● Exercise details
Copy every record below exactly as written, but leave out the pictures.

[Saved entries]

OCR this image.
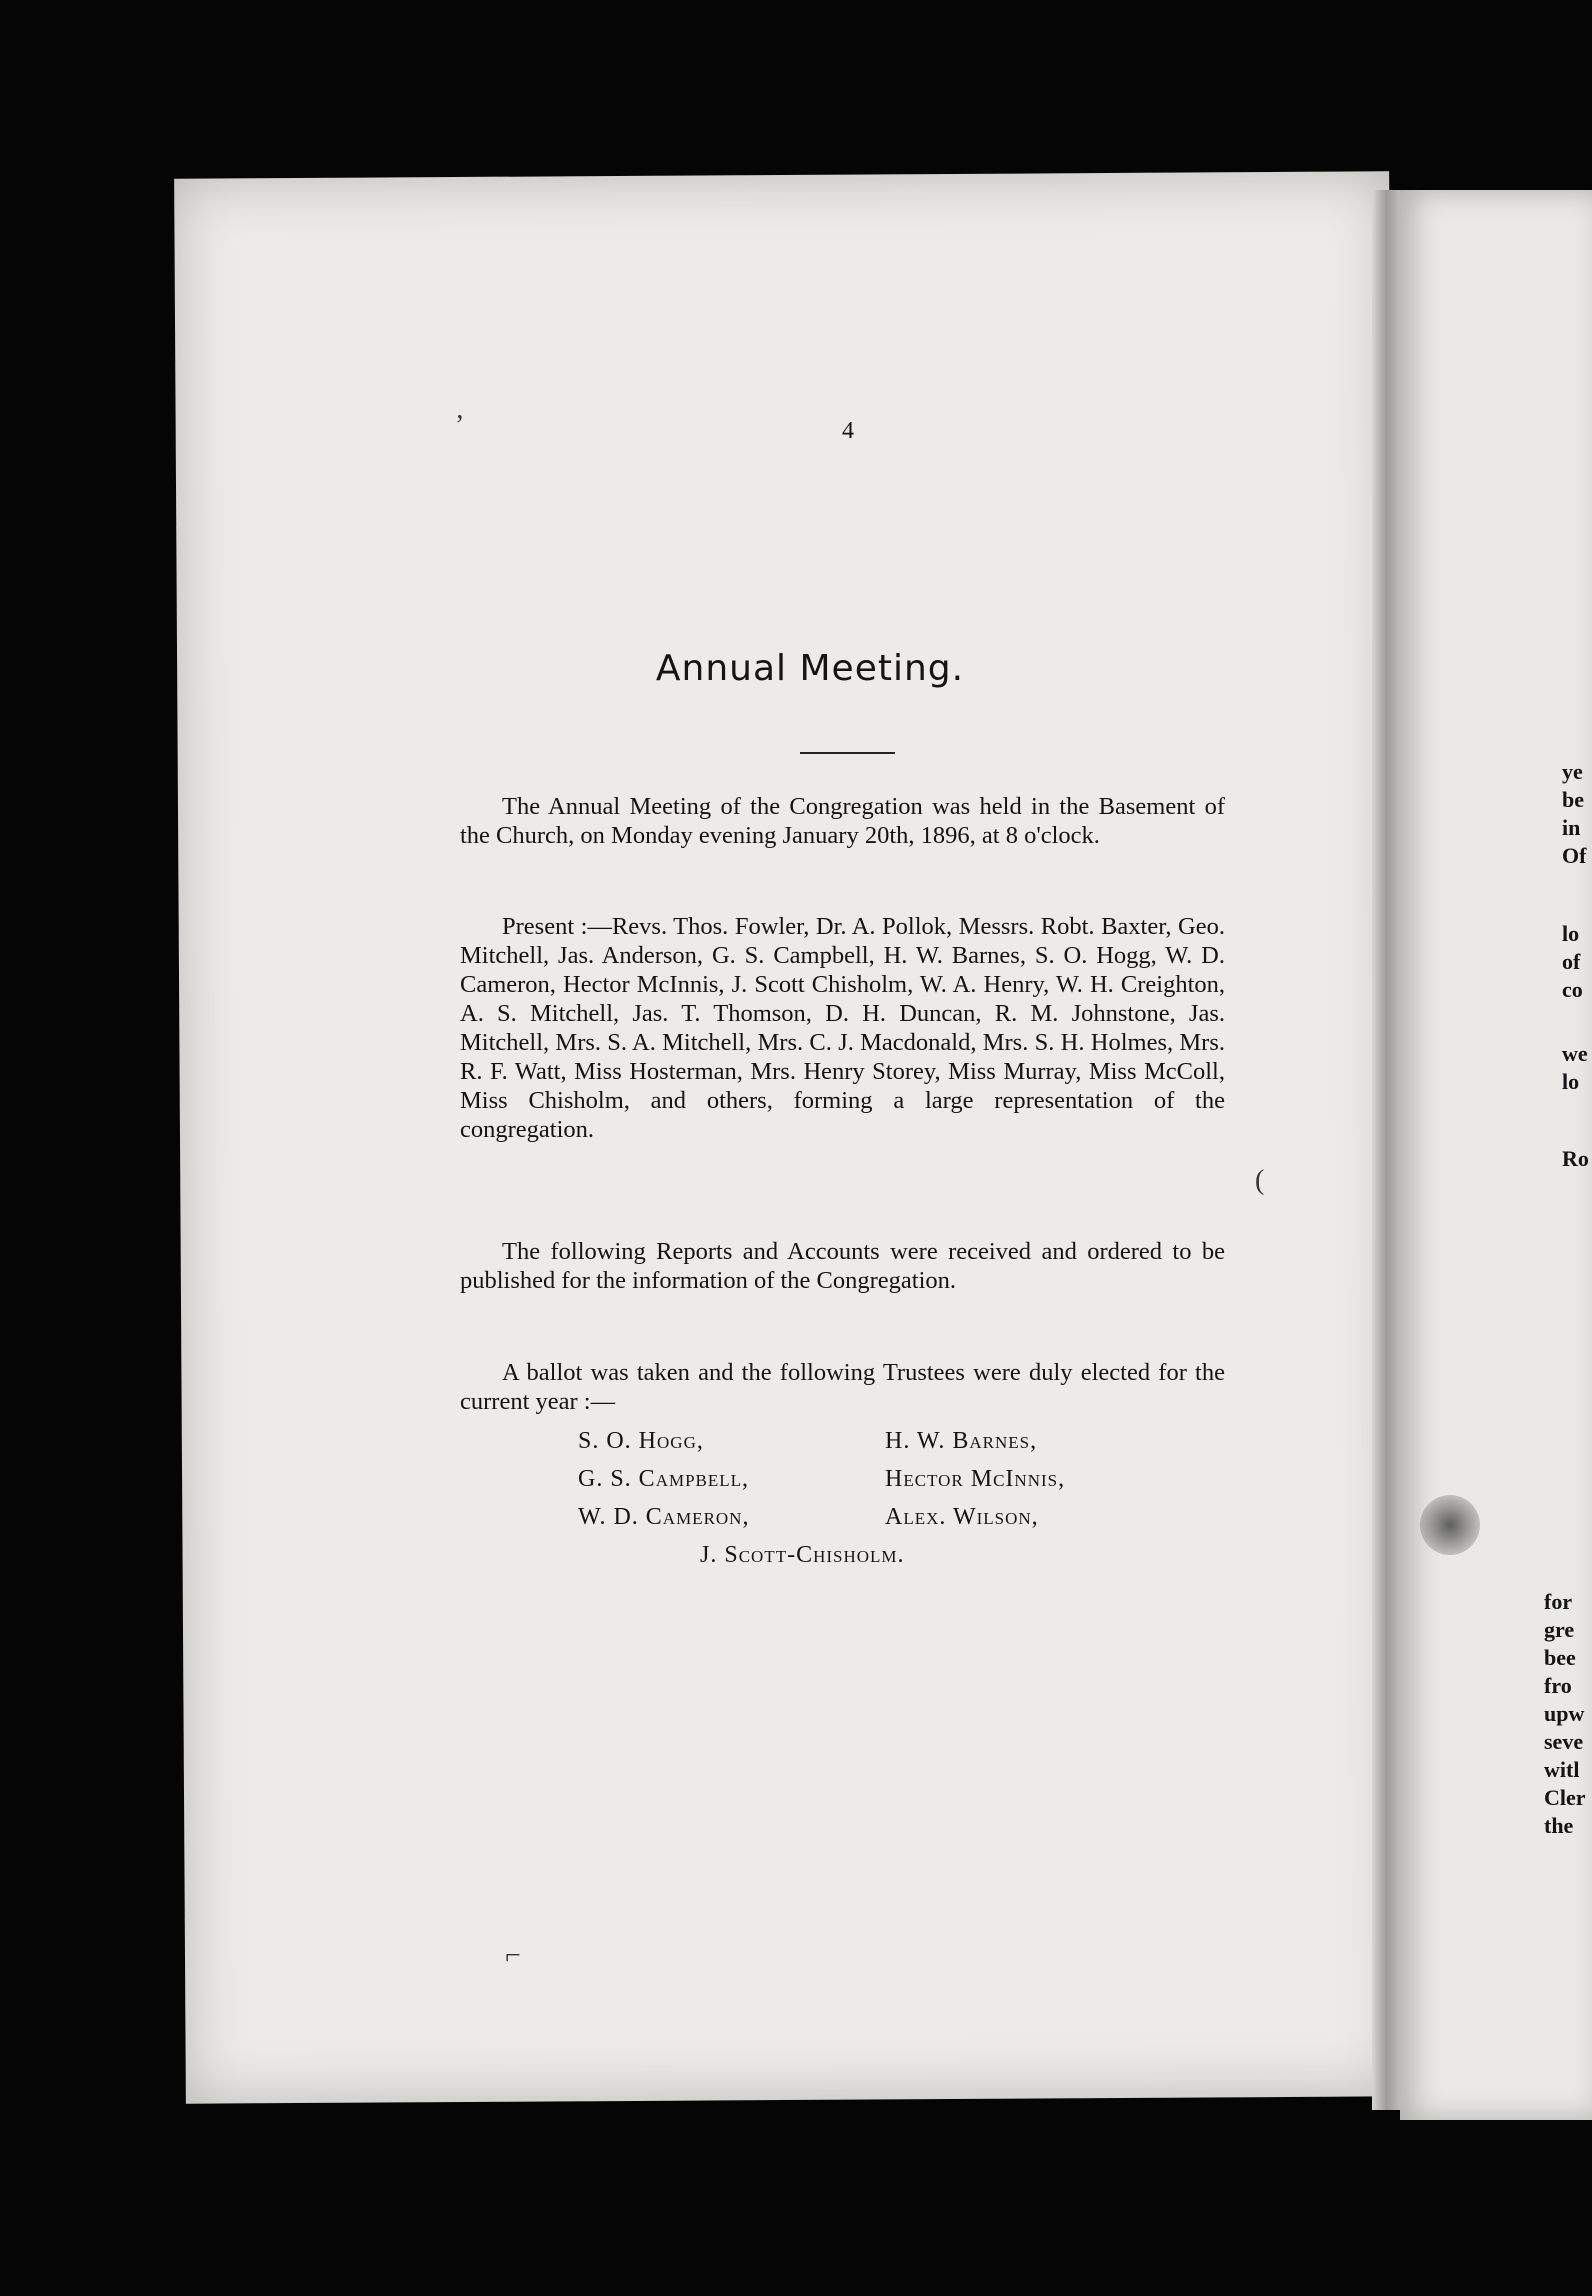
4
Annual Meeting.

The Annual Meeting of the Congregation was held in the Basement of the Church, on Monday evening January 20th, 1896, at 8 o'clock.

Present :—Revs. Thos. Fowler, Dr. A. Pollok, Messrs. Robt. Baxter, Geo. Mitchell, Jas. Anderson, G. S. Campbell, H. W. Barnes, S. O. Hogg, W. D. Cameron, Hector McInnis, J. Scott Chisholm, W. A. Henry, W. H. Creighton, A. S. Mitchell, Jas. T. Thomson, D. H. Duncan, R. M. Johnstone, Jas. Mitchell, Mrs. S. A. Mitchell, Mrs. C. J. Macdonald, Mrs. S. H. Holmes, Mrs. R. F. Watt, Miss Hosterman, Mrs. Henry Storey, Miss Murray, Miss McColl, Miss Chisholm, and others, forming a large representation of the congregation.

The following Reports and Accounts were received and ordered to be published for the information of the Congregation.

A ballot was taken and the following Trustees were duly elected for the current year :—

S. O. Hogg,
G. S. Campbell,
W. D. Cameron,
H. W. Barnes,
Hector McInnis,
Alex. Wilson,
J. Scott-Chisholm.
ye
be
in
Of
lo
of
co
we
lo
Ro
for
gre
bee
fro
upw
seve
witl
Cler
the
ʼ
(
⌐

● Response below
OCR this image.
4
Annual Meeting.

The Annual Meeting of the Congregation was held in the Basement of the Church, on Monday evening January 20th, 1896, at 8 o'clock.

Present :—Revs. Thos. Fowler, Dr. A. Pollok, Messrs. Robt. Baxter, Geo. Mitchell, Jas. Anderson, G. S. Campbell, H. W. Barnes, S. O. Hogg, W. D. Cameron, Hector McInnis, J. Scott Chisholm, W. A. Henry, W. H. Creighton, A. S. Mitchell, Jas. T. Thomson, D. H. Duncan, R. M. Johnstone, Jas. Mitchell, Mrs. S. A. Mitchell, Mrs. C. J. Macdonald, Mrs. S. H. Holmes, Mrs. R. F. Watt, Miss Hosterman, Mrs. Henry Storey, Miss Murray, Miss McColl, Miss Chisholm, and others, forming a large representation of the congregation.

The following Reports and Accounts were received and ordered to be published for the information of the Congregation.

A ballot was taken and the following Trustees were duly elected for the current year :—

S. O. Hogg,
G. S. Campbell,
W. D. Cameron,
H. W. Barnes,
Hector McInnis,
Alex. Wilson,
J. Scott-Chisholm.
ye
be
in
Of
lo
of
co
we
lo
Ro
for
gre
bee
fro
upw
seve
witl
Cler
the
ʼ
(
⌐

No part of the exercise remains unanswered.